:: WRITTEN INSTRUCTION ::
From the records, pick out and copy each line containing "Analysis".
===== DATA TO USE =====
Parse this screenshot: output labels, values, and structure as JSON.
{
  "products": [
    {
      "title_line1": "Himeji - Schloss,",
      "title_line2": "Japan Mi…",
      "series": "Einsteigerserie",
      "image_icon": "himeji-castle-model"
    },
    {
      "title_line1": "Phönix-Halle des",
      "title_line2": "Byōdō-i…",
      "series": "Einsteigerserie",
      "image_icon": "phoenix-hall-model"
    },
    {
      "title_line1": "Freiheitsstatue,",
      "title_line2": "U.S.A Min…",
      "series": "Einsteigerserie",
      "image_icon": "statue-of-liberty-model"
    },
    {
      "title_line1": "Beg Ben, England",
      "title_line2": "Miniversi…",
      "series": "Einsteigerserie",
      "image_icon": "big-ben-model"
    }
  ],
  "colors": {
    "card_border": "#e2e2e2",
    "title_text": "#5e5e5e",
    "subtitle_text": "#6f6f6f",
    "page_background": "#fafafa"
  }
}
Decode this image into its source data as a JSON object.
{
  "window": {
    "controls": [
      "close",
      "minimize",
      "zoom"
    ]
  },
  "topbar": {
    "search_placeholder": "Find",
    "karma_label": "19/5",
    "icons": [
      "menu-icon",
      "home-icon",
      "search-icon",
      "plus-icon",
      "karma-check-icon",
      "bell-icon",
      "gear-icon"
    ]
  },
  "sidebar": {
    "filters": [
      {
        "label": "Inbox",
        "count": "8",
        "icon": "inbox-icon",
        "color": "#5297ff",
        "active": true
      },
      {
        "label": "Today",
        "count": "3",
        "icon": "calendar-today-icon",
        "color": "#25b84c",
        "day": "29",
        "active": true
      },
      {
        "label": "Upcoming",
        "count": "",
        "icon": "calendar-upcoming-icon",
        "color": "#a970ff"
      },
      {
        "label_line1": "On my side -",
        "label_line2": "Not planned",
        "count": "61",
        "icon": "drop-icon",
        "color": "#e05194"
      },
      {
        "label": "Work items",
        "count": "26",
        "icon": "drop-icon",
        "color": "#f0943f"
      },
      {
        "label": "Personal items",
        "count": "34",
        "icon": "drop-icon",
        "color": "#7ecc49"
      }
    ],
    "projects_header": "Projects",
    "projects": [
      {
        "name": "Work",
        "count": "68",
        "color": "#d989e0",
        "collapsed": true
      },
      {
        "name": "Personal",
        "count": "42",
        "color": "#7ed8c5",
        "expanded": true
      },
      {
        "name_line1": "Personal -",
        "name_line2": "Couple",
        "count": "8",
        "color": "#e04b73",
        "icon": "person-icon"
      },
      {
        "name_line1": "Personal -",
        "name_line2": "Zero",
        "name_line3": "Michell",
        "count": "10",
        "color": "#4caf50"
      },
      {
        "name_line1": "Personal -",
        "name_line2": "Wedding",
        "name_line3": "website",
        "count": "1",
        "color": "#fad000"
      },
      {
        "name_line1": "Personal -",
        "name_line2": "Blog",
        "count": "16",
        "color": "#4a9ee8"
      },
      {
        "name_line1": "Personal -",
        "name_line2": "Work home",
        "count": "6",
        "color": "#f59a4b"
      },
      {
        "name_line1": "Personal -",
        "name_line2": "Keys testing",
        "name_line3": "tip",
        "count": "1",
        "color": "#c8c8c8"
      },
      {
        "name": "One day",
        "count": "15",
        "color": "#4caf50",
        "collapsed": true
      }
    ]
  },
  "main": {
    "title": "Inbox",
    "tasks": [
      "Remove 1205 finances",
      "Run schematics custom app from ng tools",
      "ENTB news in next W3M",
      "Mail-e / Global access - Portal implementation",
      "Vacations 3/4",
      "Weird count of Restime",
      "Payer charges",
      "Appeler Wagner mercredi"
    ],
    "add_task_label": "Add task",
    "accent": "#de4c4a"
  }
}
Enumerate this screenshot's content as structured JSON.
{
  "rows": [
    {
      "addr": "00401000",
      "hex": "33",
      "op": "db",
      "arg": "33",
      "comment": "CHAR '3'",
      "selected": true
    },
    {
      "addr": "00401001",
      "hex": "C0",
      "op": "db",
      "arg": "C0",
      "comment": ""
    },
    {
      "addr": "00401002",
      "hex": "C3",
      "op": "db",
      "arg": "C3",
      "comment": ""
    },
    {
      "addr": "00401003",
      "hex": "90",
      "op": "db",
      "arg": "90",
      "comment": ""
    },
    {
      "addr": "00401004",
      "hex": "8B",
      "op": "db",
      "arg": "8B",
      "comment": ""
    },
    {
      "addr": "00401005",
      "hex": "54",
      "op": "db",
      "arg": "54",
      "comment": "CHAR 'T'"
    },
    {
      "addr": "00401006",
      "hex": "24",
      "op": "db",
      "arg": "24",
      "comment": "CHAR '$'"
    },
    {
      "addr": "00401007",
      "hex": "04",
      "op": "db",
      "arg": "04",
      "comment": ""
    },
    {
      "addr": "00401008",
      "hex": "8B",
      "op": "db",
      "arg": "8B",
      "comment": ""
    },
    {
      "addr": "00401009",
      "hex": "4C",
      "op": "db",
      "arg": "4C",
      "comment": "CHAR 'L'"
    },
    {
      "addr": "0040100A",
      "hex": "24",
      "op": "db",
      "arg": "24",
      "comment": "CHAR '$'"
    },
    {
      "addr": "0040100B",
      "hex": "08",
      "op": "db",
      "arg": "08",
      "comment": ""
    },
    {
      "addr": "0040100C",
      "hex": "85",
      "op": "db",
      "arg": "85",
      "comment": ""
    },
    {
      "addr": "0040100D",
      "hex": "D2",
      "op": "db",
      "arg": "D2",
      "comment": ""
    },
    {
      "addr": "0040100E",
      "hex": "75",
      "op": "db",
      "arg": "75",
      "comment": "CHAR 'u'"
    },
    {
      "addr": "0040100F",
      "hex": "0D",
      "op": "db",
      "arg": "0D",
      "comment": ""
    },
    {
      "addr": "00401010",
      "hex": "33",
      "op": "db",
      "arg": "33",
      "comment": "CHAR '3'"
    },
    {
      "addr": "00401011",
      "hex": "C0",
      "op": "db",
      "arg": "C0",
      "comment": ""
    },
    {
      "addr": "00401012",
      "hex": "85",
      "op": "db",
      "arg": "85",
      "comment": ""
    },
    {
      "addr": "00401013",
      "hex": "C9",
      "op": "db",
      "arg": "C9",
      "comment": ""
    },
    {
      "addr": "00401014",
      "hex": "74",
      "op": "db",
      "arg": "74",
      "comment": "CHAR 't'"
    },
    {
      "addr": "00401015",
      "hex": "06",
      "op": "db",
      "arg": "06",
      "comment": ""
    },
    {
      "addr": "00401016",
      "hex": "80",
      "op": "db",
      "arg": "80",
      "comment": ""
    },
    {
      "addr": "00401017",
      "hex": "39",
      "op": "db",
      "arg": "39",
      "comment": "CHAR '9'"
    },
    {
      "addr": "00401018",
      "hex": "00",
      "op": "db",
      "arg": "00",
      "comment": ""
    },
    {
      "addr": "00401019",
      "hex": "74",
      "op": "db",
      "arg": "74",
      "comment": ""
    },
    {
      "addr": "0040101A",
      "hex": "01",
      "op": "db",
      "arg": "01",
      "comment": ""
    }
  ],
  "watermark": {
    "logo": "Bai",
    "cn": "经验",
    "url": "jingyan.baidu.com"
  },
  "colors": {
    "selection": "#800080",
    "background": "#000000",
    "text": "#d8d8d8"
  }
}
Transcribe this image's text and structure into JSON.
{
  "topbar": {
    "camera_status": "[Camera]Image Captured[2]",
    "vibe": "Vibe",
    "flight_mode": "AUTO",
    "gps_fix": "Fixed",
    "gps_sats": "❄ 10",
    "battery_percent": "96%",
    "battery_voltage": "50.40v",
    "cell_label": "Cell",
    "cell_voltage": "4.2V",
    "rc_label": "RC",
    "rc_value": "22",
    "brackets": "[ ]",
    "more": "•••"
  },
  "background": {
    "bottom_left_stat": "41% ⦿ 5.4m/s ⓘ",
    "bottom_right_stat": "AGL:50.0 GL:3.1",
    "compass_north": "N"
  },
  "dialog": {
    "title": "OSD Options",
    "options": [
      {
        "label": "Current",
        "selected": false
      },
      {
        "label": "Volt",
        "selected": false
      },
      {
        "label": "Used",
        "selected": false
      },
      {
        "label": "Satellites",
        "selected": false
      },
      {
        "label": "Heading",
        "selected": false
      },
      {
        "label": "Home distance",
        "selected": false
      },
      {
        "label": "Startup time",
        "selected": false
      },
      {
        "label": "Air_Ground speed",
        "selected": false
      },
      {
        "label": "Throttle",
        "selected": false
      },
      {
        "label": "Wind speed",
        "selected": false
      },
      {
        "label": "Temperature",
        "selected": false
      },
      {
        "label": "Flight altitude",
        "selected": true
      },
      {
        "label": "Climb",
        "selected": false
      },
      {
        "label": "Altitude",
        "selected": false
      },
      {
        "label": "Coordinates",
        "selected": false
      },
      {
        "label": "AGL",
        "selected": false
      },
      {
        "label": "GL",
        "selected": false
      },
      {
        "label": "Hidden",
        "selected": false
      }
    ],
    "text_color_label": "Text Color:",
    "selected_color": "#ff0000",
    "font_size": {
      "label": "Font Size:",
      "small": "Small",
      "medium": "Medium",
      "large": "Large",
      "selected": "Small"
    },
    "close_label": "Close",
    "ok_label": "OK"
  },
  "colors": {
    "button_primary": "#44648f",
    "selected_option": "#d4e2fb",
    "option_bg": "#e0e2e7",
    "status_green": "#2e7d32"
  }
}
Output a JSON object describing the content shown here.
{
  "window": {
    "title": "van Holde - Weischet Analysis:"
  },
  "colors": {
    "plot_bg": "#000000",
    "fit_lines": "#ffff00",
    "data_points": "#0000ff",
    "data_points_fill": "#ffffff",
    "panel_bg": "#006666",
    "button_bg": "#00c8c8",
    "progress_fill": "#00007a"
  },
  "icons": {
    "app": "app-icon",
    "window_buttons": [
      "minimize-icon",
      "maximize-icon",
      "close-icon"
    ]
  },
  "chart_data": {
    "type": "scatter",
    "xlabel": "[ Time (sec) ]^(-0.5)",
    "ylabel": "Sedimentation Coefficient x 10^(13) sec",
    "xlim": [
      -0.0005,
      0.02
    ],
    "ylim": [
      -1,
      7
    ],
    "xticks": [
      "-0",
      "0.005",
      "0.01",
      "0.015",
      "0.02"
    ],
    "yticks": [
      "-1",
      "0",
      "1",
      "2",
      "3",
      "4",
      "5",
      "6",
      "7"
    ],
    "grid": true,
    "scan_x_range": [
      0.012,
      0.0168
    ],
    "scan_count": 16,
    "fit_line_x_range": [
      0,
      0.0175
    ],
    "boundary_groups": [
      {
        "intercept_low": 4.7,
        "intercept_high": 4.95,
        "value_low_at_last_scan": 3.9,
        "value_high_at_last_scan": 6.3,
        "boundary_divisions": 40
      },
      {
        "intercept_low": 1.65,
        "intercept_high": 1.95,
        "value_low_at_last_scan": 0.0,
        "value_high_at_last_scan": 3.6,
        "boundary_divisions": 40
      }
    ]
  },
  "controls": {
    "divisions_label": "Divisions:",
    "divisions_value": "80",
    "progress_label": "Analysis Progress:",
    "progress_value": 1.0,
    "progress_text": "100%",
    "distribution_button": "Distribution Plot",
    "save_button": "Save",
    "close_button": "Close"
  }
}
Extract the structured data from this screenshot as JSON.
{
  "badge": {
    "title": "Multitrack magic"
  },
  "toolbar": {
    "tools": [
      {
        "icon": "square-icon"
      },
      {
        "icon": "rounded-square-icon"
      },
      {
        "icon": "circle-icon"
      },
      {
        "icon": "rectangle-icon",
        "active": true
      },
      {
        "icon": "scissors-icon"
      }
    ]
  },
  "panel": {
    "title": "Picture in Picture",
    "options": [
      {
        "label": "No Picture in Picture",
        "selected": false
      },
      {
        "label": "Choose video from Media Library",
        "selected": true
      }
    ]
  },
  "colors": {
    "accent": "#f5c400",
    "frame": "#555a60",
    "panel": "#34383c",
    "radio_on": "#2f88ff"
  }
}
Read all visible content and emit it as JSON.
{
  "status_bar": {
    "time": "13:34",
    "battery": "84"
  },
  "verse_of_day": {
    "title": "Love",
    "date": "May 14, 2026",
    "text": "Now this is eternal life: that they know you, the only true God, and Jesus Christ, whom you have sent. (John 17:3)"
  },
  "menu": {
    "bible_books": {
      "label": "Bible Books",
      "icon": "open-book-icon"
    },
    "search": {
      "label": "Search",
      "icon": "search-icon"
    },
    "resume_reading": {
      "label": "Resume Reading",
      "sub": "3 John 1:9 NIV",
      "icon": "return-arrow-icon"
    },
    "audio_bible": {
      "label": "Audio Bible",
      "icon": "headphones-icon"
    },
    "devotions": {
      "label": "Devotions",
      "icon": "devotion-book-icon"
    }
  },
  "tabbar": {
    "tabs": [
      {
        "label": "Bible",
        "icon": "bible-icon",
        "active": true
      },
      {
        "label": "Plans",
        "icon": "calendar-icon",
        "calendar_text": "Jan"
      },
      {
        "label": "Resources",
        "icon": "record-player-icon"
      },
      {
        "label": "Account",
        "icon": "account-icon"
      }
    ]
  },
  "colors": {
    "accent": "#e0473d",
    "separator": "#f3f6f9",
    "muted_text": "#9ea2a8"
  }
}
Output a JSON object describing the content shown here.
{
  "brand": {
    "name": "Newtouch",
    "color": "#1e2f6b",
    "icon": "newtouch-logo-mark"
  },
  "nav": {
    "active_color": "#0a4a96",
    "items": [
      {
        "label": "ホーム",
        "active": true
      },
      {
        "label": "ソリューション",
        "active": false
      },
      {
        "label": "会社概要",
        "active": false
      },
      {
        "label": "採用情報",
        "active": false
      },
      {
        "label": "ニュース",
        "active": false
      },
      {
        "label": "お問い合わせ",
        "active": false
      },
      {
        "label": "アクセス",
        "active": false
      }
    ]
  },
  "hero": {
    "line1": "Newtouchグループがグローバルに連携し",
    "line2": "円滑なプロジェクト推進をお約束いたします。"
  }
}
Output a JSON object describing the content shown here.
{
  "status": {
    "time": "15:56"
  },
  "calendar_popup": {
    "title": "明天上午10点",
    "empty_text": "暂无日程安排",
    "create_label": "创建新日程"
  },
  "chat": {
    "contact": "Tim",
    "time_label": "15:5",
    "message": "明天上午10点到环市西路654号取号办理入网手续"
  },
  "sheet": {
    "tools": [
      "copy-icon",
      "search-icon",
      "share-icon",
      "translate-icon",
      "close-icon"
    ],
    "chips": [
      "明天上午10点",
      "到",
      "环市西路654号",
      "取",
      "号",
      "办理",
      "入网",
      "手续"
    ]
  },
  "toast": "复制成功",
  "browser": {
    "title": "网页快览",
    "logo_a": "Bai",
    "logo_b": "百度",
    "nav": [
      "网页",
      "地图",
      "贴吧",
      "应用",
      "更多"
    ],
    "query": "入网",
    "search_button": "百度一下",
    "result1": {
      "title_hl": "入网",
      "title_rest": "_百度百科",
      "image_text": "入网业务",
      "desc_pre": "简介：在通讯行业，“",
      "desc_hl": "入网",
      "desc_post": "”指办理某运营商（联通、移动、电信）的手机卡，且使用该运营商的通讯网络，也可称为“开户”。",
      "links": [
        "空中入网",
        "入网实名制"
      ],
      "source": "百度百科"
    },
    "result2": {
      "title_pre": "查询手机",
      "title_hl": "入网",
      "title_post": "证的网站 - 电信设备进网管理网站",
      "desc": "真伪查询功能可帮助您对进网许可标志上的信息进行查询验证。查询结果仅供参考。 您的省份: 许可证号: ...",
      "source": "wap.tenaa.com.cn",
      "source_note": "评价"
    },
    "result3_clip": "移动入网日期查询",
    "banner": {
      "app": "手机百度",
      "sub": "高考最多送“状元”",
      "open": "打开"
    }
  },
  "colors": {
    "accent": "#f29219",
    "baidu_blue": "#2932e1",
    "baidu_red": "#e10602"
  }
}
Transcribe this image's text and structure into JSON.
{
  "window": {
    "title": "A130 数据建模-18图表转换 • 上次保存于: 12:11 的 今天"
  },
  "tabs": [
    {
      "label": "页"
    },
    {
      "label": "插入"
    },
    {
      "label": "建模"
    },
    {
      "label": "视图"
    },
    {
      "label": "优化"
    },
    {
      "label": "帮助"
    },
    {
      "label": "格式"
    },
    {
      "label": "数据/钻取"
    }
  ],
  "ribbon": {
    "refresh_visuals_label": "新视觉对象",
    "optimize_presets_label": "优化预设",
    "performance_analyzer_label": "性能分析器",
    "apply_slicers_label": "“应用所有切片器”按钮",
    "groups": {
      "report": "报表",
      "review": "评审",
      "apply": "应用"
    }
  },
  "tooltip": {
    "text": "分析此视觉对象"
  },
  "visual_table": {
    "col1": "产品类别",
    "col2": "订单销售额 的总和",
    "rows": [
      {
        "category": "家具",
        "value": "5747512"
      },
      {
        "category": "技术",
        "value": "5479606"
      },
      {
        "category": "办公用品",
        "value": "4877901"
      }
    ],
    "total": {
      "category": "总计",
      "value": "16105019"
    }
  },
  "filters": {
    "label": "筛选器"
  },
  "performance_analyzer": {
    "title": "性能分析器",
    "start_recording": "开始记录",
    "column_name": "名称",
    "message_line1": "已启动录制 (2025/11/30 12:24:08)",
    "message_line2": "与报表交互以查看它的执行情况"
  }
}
=====
:: FINAL ANSWER ::
    "title": "van Holde - Weischet Analysis:"
    "progress_label": "Analysis Progress:",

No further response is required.